Data listing:
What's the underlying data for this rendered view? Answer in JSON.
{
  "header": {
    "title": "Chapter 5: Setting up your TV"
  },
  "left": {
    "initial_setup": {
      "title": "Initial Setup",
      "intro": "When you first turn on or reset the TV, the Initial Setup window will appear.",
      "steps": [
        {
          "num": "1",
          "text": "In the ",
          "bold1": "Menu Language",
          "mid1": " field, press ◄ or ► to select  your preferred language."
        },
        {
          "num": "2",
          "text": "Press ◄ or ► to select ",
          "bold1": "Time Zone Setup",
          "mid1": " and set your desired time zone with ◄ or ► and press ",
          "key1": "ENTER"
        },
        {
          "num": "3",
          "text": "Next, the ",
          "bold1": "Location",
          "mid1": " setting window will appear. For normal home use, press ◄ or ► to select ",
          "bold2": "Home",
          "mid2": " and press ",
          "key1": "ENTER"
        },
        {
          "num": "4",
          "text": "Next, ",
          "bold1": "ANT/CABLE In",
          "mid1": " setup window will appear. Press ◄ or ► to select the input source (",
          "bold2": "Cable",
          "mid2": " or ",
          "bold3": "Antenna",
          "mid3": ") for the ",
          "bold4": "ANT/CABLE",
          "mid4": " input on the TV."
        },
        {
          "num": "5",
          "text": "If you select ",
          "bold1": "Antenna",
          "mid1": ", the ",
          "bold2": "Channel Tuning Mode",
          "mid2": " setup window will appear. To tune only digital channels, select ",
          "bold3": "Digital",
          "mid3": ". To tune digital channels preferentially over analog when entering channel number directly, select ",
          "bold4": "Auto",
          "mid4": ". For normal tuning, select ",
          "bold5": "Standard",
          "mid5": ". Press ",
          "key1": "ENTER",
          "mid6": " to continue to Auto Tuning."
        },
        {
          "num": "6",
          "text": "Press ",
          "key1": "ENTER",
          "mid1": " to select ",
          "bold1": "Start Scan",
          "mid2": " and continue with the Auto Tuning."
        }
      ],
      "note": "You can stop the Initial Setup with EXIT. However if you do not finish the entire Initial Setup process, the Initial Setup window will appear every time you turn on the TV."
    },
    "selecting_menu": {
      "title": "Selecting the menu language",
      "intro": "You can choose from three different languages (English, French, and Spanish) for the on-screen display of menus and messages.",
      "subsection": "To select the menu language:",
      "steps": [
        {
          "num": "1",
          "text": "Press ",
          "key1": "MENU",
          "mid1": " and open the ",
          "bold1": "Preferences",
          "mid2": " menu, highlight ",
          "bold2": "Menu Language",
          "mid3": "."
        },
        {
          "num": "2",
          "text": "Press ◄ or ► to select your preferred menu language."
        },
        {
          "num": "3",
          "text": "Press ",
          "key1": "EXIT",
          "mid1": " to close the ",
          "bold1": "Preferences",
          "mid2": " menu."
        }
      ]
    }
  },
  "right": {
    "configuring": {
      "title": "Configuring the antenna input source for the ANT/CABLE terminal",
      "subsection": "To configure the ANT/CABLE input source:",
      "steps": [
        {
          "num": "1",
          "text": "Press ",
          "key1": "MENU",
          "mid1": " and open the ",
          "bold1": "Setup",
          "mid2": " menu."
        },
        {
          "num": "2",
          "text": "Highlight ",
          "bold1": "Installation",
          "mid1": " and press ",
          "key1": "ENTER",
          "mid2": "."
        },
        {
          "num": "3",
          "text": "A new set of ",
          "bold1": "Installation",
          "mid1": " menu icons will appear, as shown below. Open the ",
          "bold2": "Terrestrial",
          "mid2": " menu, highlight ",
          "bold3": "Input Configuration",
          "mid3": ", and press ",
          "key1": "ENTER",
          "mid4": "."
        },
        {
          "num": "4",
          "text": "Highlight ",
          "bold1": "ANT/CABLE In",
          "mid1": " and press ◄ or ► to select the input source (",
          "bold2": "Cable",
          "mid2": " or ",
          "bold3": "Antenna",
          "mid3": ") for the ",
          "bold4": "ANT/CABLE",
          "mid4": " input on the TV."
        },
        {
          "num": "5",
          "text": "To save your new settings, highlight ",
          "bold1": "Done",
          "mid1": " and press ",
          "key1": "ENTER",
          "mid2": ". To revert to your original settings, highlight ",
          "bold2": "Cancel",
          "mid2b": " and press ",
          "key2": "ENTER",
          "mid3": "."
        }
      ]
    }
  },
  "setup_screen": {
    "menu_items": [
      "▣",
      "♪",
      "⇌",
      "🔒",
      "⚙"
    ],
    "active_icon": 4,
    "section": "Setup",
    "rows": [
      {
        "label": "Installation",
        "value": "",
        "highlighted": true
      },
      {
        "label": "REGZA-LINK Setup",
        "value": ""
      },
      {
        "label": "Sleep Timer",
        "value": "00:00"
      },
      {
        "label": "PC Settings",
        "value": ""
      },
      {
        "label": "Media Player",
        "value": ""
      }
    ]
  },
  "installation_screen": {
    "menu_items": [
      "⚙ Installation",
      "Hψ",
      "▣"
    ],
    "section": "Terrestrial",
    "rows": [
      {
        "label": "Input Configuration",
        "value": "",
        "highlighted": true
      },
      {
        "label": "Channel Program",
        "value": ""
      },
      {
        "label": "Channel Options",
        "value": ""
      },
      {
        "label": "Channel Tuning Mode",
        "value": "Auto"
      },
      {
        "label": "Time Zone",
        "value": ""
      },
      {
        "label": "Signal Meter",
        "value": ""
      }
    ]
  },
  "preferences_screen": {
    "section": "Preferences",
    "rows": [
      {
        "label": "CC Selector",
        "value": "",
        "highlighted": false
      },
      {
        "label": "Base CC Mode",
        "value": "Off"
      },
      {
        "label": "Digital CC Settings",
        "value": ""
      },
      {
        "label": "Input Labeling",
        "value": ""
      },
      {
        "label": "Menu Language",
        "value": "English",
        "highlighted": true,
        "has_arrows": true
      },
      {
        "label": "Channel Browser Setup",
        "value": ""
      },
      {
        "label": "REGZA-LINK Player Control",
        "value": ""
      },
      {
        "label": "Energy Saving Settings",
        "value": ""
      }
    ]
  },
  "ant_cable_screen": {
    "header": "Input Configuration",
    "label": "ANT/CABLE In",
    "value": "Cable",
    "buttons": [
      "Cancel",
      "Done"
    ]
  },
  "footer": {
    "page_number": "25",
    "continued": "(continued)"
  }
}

What you should do: Return what is listed above, exactly and completely.

Task response:
What's the underlying data for this rendered view? Answer in JSON.
{
  "header": {
    "title": "Chapter 5: Setting up your TV"
  },
  "left": {
    "initial_setup": {
      "title": "Initial Setup",
      "intro": "When you first turn on or reset the TV, the Initial Setup window will appear.",
      "steps": [
        {
          "num": "1",
          "text": "In the ",
          "bold1": "Menu Language",
          "mid1": " field, press ◄ or ► to select  your preferred language."
        },
        {
          "num": "2",
          "text": "Press ◄ or ► to select ",
          "bold1": "Time Zone Setup",
          "mid1": " and set your desired time zone with ◄ or ► and press ",
          "key1": "ENTER"
        },
        {
          "num": "3",
          "text": "Next, the ",
          "bold1": "Location",
          "mid1": " setting window will appear. For normal home use, press ◄ or ► to select ",
          "bold2": "Home",
          "mid2": " and press ",
          "key1": "ENTER"
        },
        {
          "num": "4",
          "text": "Next, ",
          "bold1": "ANT/CABLE In",
          "mid1": " setup window will appear. Press ◄ or ► to select the input source (",
          "bold2": "Cable",
          "mid2": " or ",
          "bold3": "Antenna",
          "mid3": ") for the ",
          "bold4": "ANT/CABLE",
          "mid4": " input on the TV."
        },
        {
          "num": "5",
          "text": "If you select ",
          "bold1": "Antenna",
          "mid1": ", the ",
          "bold2": "Channel Tuning Mode",
          "mid2": " setup window will appear. To tune only digital channels, select ",
          "bold3": "Digital",
          "mid3": ". To tune digital channels preferentially over analog when entering channel number directly, select ",
          "bold4": "Auto",
          "mid4": ". For normal tuning, select ",
          "bold5": "Standard",
          "mid5": ". Press ",
          "key1": "ENTER",
          "mid6": " to continue to Auto Tuning."
        },
        {
          "num": "6",
          "text": "Press ",
          "key1": "ENTER",
          "mid1": " to select ",
          "bold1": "Start Scan",
          "mid2": " and continue with the Auto Tuning."
        }
      ],
      "note": "You can stop the Initial Setup with EXIT. However if you do not finish the entire Initial Setup process, the Initial Setup window will appear every time you turn on the TV."
    },
    "selecting_menu": {
      "title": "Selecting the menu language",
      "intro": "You can choose from three different languages (English, French, and Spanish) for the on-screen display of menus and messages.",
      "subsection": "To select the menu language:",
      "steps": [
        {
          "num": "1",
          "text": "Press ",
          "key1": "MENU",
          "mid1": " and open the ",
          "bold1": "Preferences",
          "mid2": " menu, highlight ",
          "bold2": "Menu Language",
          "mid3": "."
        },
        {
          "num": "2",
          "text": "Press ◄ or ► to select your preferred menu language."
        },
        {
          "num": "3",
          "text": "Press ",
          "key1": "EXIT",
          "mid1": " to close the ",
          "bold1": "Preferences",
          "mid2": " menu."
        }
      ]
    }
  },
  "right": {
    "configuring": {
      "title": "Configuring the antenna input source for the ANT/CABLE terminal",
      "subsection": "To configure the ANT/CABLE input source:",
      "steps": [
        {
          "num": "1",
          "text": "Press ",
          "key1": "MENU",
          "mid1": " and open the ",
          "bold1": "Setup",
          "mid2": " menu."
        },
        {
          "num": "2",
          "text": "Highlight ",
          "bold1": "Installation",
          "mid1": " and press ",
          "key1": "ENTER",
          "mid2": "."
        },
        {
          "num": "3",
          "text": "A new set of ",
          "bold1": "Installation",
          "mid1": " menu icons will appear, as shown below. Open the ",
          "bold2": "Terrestrial",
          "mid2": " menu, highlight ",
          "bold3": "Input Configuration",
          "mid3": ", and press ",
          "key1": "ENTER",
          "mid4": "."
        },
        {
          "num": "4",
          "text": "Highlight ",
          "bold1": "ANT/CABLE In",
          "mid1": " and press ◄ or ► to select the input source (",
          "bold2": "Cable",
          "mid2": " or ",
          "bold3": "Antenna",
          "mid3": ") for the ",
          "bold4": "ANT/CABLE",
          "mid4": " input on the TV."
        },
        {
          "num": "5",
          "text": "To save your new settings, highlight ",
          "bold1": "Done",
          "mid1": " and press ",
          "key1": "ENTER",
          "mid2": ". To revert to your original settings, highlight ",
          "bold2": "Cancel",
          "mid2b": " and press ",
          "key2": "ENTER",
          "mid3": "."
        }
      ]
    }
  },
  "setup_screen": {
    "menu_items": [
      "▣",
      "♪",
      "⇌",
      "🔒",
      "⚙"
    ],
    "active_icon": 4,
    "section": "Setup",
    "rows": [
      {
        "label": "Installation",
        "value": "",
        "highlighted": true
      },
      {
        "label": "REGZA-LINK Setup",
        "value": ""
      },
      {
        "label": "Sleep Timer",
        "value": "00:00"
      },
      {
        "label": "PC Settings",
        "value": ""
      },
      {
        "label": "Media Player",
        "value": ""
      }
    ]
  },
  "installation_screen": {
    "menu_items": [
      "⚙ Installation",
      "Hψ",
      "▣"
    ],
    "section": "Terrestrial",
    "rows": [
      {
        "label": "Input Configuration",
        "value": "",
        "highlighted": true
      },
      {
        "label": "Channel Program",
        "value": ""
      },
      {
        "label": "Channel Options",
        "value": ""
      },
      {
        "label": "Channel Tuning Mode",
        "value": "Auto"
      },
      {
        "label": "Time Zone",
        "value": ""
      },
      {
        "label": "Signal Meter",
        "value": ""
      }
    ]
  },
  "preferences_screen": {
    "section": "Preferences",
    "rows": [
      {
        "label": "CC Selector",
        "value": "",
        "highlighted": false
      },
      {
        "label": "Base CC Mode",
        "value": "Off"
      },
      {
        "label": "Digital CC Settings",
        "value": ""
      },
      {
        "label": "Input Labeling",
        "value": ""
      },
      {
        "label": "Menu Language",
        "value": "English",
        "highlighted": true,
        "has_arrows": true
      },
      {
        "label": "Channel Browser Setup",
        "value": ""
      },
      {
        "label": "REGZA-LINK Player Control",
        "value": ""
      },
      {
        "label": "Energy Saving Settings",
        "value": ""
      }
    ]
  },
  "ant_cable_screen": {
    "header": "Input Configuration",
    "label": "ANT/CABLE In",
    "value": "Cable",
    "buttons": [
      "Cancel",
      "Done"
    ]
  },
  "footer": {
    "page_number": "25",
    "continued": "(continued)"
  }
}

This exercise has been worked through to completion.